## TASK OBJECTIVE
Locate the word "content" in the data below, then copy every line that holds it.

(Records about charts and figures)
┌──
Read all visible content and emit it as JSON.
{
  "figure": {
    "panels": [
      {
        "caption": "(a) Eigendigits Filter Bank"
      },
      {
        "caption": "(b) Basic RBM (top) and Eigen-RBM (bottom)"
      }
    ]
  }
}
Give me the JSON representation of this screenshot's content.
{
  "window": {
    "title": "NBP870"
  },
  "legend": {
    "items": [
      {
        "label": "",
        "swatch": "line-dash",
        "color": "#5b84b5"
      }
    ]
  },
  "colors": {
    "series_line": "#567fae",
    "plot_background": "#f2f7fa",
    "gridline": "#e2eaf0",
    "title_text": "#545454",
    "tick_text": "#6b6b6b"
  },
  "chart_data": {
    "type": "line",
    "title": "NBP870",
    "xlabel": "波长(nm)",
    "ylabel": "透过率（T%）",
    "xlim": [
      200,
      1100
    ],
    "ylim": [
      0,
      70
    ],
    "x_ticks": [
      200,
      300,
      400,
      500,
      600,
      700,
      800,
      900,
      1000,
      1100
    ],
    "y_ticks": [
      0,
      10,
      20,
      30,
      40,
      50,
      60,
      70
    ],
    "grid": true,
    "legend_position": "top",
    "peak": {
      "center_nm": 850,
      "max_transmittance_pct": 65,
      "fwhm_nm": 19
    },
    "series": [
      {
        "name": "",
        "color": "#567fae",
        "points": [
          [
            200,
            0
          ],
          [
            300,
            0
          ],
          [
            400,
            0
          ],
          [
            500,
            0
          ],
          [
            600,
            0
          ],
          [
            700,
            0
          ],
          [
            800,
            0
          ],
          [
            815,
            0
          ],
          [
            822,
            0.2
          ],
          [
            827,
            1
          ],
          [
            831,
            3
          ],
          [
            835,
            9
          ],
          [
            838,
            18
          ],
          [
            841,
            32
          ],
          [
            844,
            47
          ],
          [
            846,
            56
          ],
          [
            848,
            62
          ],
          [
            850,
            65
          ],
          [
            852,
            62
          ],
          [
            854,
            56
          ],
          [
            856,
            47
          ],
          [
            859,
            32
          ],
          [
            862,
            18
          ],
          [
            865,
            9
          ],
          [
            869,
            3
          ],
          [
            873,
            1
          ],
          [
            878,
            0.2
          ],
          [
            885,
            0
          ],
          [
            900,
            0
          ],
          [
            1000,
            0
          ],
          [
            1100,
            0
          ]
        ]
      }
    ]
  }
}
└──
## WORKED ANSWER
Read all visible content and emit it as JSON.
Give me the JSON representation of this screenshot's content.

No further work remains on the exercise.